(Input records):

-- Begin --

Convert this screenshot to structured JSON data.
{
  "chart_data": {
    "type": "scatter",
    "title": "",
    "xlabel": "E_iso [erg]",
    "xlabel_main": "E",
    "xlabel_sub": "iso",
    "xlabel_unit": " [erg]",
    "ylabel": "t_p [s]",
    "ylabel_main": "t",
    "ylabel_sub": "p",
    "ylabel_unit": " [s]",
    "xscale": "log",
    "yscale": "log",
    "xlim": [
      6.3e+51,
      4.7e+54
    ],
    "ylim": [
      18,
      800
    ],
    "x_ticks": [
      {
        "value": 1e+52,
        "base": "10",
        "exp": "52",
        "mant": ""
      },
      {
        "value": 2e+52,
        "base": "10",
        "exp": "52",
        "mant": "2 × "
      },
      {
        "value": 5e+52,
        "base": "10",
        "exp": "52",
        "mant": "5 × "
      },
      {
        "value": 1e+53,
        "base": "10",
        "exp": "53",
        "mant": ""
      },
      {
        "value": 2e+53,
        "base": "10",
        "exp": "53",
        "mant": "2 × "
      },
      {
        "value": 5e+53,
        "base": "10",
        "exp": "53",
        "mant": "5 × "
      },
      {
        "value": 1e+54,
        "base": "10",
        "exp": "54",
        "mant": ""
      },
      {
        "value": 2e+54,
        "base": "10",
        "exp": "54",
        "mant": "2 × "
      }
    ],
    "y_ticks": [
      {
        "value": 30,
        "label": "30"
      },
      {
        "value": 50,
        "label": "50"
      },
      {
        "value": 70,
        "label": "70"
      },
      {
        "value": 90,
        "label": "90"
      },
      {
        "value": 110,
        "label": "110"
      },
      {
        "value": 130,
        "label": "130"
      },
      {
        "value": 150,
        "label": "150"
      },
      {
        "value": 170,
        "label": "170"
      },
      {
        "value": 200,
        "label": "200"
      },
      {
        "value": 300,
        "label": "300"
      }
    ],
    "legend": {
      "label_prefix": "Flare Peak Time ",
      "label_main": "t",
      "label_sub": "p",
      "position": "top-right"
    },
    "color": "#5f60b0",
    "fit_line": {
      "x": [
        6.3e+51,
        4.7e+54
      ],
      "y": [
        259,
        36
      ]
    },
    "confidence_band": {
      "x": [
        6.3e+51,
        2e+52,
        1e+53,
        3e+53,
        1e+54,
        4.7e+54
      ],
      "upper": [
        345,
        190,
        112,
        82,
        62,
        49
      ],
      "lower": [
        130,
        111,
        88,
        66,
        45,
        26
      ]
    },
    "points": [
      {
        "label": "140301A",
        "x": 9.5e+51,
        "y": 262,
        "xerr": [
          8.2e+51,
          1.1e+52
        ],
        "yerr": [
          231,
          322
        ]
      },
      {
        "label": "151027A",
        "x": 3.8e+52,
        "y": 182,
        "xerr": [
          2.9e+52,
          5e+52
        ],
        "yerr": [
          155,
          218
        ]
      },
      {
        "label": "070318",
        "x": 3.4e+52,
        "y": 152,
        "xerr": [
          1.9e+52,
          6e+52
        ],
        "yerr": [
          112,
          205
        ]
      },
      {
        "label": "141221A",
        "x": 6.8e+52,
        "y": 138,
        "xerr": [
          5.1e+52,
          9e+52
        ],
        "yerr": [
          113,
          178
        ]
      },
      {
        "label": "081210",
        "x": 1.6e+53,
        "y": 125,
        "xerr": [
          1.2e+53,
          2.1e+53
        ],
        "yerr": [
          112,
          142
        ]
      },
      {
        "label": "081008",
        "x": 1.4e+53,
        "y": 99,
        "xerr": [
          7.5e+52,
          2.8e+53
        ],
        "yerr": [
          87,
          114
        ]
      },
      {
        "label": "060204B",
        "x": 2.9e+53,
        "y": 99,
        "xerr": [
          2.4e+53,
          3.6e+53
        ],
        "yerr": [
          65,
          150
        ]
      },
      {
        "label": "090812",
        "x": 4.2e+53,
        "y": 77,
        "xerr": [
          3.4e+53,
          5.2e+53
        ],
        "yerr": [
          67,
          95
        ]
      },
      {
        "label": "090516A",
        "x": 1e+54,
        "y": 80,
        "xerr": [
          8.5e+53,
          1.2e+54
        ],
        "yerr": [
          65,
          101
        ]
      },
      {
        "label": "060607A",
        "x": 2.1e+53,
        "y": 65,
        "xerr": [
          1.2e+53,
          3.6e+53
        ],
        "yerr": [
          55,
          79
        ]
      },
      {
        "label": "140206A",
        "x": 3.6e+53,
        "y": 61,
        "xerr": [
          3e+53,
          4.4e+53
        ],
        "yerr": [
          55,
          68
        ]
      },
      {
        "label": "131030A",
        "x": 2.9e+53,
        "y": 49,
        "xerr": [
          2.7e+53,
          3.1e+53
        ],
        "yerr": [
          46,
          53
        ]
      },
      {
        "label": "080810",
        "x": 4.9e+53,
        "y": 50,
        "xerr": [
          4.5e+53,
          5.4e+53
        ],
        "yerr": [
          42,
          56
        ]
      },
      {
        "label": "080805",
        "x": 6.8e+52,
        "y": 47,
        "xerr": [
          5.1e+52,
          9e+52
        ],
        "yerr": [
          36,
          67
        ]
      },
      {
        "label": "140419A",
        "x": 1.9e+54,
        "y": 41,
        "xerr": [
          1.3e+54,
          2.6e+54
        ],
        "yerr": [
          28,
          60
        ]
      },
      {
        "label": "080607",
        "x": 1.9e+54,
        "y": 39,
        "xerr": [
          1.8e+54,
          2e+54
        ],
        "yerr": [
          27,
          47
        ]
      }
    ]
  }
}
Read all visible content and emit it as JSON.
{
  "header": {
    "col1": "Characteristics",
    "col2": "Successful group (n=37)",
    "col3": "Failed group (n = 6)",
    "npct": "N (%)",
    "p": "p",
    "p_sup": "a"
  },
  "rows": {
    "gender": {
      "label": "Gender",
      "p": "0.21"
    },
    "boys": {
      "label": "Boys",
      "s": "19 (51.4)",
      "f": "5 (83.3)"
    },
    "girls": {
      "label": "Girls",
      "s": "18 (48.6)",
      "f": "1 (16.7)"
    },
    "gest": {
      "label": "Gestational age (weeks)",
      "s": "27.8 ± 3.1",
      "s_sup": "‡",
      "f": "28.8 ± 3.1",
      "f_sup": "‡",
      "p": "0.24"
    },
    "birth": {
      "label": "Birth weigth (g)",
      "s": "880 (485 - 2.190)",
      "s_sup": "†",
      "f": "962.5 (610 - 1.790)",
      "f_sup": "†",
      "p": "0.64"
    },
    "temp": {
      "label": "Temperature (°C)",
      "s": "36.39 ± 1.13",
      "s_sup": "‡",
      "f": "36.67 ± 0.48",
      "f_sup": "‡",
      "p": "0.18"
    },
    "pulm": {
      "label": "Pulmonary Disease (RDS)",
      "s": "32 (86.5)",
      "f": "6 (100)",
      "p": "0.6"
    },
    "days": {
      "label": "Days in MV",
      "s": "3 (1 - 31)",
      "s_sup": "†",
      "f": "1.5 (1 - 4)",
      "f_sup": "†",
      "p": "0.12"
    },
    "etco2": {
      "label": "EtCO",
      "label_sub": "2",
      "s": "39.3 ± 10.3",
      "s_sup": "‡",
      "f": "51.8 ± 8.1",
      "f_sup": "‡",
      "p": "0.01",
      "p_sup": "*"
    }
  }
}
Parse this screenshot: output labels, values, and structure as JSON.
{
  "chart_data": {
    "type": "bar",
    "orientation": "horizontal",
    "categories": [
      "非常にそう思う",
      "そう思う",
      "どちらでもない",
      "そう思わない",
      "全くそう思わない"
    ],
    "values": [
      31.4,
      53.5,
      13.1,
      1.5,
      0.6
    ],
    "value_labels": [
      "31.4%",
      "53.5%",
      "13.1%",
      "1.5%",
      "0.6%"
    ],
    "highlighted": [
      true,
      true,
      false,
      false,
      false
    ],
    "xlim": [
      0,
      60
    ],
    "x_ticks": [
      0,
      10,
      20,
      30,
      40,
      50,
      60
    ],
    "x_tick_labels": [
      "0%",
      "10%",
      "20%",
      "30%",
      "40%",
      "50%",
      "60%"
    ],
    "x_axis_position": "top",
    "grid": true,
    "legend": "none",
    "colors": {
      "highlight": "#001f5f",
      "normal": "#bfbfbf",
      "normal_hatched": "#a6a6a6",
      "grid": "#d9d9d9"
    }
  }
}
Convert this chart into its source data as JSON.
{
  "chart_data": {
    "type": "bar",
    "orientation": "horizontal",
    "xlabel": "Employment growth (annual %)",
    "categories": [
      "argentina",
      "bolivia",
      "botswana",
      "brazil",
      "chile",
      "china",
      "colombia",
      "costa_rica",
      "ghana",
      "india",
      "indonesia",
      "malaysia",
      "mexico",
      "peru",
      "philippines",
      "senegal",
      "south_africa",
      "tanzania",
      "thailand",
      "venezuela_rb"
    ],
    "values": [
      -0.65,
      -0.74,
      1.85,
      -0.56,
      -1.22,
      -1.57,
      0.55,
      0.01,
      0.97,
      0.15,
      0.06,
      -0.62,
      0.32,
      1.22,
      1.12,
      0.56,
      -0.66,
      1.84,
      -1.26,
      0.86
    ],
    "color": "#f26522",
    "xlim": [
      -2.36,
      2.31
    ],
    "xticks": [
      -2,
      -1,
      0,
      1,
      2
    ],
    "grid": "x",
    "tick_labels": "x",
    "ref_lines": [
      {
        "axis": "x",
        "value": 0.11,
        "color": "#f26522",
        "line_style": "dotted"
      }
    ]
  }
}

-- End --

(Your instructions): Copy out all lines where the word "this" appears.

(Full response):
Convert this screenshot to structured JSON data.
Parse this screenshot: output labels, values, and structure as JSON.
Convert this chart into its source data as JSON.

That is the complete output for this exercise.